## WORKING DATA
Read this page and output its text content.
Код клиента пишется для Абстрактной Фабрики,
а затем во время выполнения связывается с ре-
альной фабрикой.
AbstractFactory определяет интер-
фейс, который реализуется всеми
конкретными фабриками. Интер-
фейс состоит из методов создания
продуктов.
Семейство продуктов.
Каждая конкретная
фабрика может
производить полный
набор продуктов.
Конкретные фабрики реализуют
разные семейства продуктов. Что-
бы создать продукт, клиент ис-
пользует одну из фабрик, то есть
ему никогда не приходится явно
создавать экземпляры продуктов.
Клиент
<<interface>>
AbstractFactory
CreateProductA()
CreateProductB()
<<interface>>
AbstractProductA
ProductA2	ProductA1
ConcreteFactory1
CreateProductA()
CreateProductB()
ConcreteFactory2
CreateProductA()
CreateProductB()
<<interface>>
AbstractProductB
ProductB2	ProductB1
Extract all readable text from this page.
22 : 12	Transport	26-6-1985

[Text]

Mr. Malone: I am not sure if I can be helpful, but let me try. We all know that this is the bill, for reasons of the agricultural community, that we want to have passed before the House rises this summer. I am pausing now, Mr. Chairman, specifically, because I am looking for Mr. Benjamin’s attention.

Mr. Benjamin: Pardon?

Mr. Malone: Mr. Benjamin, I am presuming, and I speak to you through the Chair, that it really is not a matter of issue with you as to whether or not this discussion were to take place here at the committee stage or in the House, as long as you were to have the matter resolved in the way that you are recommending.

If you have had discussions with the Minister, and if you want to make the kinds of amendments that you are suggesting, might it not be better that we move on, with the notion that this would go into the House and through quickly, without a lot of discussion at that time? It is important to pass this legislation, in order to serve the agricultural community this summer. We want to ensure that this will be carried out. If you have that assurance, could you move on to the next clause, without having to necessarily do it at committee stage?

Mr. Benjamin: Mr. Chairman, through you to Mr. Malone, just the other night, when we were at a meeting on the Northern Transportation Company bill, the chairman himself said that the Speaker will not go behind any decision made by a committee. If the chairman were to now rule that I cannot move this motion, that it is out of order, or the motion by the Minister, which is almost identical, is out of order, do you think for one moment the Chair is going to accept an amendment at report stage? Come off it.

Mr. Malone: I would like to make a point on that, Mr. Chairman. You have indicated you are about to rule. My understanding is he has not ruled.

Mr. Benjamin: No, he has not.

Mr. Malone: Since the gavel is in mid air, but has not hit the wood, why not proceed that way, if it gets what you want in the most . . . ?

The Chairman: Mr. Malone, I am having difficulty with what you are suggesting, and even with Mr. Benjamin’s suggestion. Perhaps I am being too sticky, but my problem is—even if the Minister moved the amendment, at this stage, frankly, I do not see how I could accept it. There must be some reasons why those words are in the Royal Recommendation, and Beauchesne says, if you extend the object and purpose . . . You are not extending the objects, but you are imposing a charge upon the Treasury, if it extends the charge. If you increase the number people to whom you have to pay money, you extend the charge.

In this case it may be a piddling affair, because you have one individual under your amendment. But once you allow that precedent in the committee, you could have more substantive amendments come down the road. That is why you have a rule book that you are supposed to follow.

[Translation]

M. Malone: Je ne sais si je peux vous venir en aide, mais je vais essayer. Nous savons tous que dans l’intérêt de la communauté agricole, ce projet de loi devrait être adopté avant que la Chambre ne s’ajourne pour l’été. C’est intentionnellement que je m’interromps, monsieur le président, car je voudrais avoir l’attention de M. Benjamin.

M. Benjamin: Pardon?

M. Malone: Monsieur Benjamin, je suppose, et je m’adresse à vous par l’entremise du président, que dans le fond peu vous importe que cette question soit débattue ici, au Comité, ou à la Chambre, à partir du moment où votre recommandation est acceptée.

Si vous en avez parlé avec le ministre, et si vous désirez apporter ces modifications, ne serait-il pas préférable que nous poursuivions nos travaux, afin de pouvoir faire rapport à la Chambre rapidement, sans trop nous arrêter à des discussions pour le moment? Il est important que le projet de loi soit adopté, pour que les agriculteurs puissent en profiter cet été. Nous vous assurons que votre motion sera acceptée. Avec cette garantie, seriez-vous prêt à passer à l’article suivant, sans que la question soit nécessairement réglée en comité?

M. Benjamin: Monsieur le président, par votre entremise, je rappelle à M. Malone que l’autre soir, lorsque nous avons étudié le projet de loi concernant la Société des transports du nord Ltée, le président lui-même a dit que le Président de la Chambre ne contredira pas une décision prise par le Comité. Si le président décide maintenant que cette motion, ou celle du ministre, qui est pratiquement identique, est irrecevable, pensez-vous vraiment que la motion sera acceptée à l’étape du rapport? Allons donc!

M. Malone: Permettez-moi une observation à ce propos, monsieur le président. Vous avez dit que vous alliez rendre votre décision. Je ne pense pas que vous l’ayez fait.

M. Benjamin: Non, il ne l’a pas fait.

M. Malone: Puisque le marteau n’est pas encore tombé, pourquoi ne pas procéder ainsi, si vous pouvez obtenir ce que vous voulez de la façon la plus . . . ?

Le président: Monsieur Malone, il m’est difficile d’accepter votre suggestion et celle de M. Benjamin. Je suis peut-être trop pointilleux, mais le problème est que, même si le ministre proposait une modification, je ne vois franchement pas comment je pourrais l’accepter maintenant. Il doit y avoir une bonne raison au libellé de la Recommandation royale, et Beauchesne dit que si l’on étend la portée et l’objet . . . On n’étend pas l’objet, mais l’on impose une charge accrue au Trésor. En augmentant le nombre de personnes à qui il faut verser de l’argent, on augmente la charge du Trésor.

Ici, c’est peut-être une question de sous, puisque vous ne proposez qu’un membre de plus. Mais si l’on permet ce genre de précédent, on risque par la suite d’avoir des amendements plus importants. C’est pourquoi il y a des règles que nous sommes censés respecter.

## AIM OF THE TASK
Emit the records above again, exactly, with no line skipped.

## COMPLETED TASK
Read this page and output its text content.
Код клиента пишется для Абстрактной Фабрики,
а затем во время выполнения связывается с ре-
альной фабрикой.
AbstractFactory определяет интер-
фейс, который реализуется всеми
конкретными фабриками. Интер-
фейс состоит из методов создания
продуктов.
Семейство продуктов.
Каждая конкретная
фабрика может
производить полный
набор продуктов.
Конкретные фабрики реализуют
разные семейства продуктов. Что-
бы создать продукт, клиент ис-
пользует одну из фабрик, то есть
ему никогда не приходится явно
создавать экземпляры продуктов.
Клиент
<<interface>>
AbstractFactory
CreateProductA()
CreateProductB()
<<interface>>
AbstractProductA
ProductA2	ProductA1
ConcreteFactory1
CreateProductA()
CreateProductB()
ConcreteFactory2
CreateProductA()
CreateProductB()
<<interface>>
AbstractProductB
ProductB2	ProductB1
Extract all readable text from this page.
22 : 12	Transport	26-6-1985

[Text]

Mr. Malone: I am not sure if I can be helpful, but let me try. We all know that this is the bill, for reasons of the agricultural community, that we want to have passed before the House rises this summer. I am pausing now, Mr. Chairman, specifically, because I am looking for Mr. Benjamin’s attention.

Mr. Benjamin: Pardon?

Mr. Malone: Mr. Benjamin, I am presuming, and I speak to you through the Chair, that it really is not a matter of issue with you as to whether or not this discussion were to take place here at the committee stage or in the House, as long as you were to have the matter resolved in the way that you are recommending.

If you have had discussions with the Minister, and if you want to make the kinds of amendments that you are suggesting, might it not be better that we move on, with the notion that this would go into the House and through quickly, without a lot of discussion at that time? It is important to pass this legislation, in order to serve the agricultural community this summer. We want to ensure that this will be carried out. If you have that assurance, could you move on to the next clause, without having to necessarily do it at committee stage?

Mr. Benjamin: Mr. Chairman, through you to Mr. Malone, just the other night, when we were at a meeting on the Northern Transportation Company bill, the chairman himself said that the Speaker will not go behind any decision made by a committee. If the chairman were to now rule that I cannot move this motion, that it is out of order, or the motion by the Minister, which is almost identical, is out of order, do you think for one moment the Chair is going to accept an amendment at report stage? Come off it.

Mr. Malone: I would like to make a point on that, Mr. Chairman. You have indicated you are about to rule. My understanding is he has not ruled.

Mr. Benjamin: No, he has not.

Mr. Malone: Since the gavel is in mid air, but has not hit the wood, why not proceed that way, if it gets what you want in the most . . . ?

The Chairman: Mr. Malone, I am having difficulty with what you are suggesting, and even with Mr. Benjamin’s suggestion. Perhaps I am being too sticky, but my problem is—even if the Minister moved the amendment, at this stage, frankly, I do not see how I could accept it. There must be some reasons why those words are in the Royal Recommendation, and Beauchesne says, if you extend the object and purpose . . . You are not extending the objects, but you are imposing a charge upon the Treasury, if it extends the charge. If you increase the number people to whom you have to pay money, you extend the charge.

In this case it may be a piddling affair, because you have one individual under your amendment. But once you allow that precedent in the committee, you could have more substantive amendments come down the road. That is why you have a rule book that you are supposed to follow.

[Translation]

M. Malone: Je ne sais si je peux vous venir en aide, mais je vais essayer. Nous savons tous que dans l’intérêt de la communauté agricole, ce projet de loi devrait être adopté avant que la Chambre ne s’ajourne pour l’été. C’est intentionnellement que je m’interromps, monsieur le président, car je voudrais avoir l’attention de M. Benjamin.

M. Benjamin: Pardon?

M. Malone: Monsieur Benjamin, je suppose, et je m’adresse à vous par l’entremise du président, que dans le fond peu vous importe que cette question soit débattue ici, au Comité, ou à la Chambre, à partir du moment où votre recommandation est acceptée.

Si vous en avez parlé avec le ministre, et si vous désirez apporter ces modifications, ne serait-il pas préférable que nous poursuivions nos travaux, afin de pouvoir faire rapport à la Chambre rapidement, sans trop nous arrêter à des discussions pour le moment? Il est important que le projet de loi soit adopté, pour que les agriculteurs puissent en profiter cet été. Nous vous assurons que votre motion sera acceptée. Avec cette garantie, seriez-vous prêt à passer à l’article suivant, sans que la question soit nécessairement réglée en comité?

M. Benjamin: Monsieur le président, par votre entremise, je rappelle à M. Malone que l’autre soir, lorsque nous avons étudié le projet de loi concernant la Société des transports du nord Ltée, le président lui-même a dit que le Président de la Chambre ne contredira pas une décision prise par le Comité. Si le président décide maintenant que cette motion, ou celle du ministre, qui est pratiquement identique, est irrecevable, pensez-vous vraiment que la motion sera acceptée à l’étape du rapport? Allons donc!

M. Malone: Permettez-moi une observation à ce propos, monsieur le président. Vous avez dit que vous alliez rendre votre décision. Je ne pense pas que vous l’ayez fait.

M. Benjamin: Non, il ne l’a pas fait.

M. Malone: Puisque le marteau n’est pas encore tombé, pourquoi ne pas procéder ainsi, si vous pouvez obtenir ce que vous voulez de la façon la plus . . . ?

Le président: Monsieur Malone, il m’est difficile d’accepter votre suggestion et celle de M. Benjamin. Je suis peut-être trop pointilleux, mais le problème est que, même si le ministre proposait une modification, je ne vois franchement pas comment je pourrais l’accepter maintenant. Il doit y avoir une bonne raison au libellé de la Recommandation royale, et Beauchesne dit que si l’on étend la portée et l’objet . . . On n’étend pas l’objet, mais l’on impose une charge accrue au Trésor. En augmentant le nombre de personnes à qui il faut verser de l’argent, on augmente la charge du Trésor.

Ici, c’est peut-être une question de sous, puisque vous ne proposez qu’un membre de plus. Mais si l’on permet ce genre de précédent, on risque par la suite d’avoir des amendements plus importants. C’est pourquoi il y a des règles que nous sommes censés respecter.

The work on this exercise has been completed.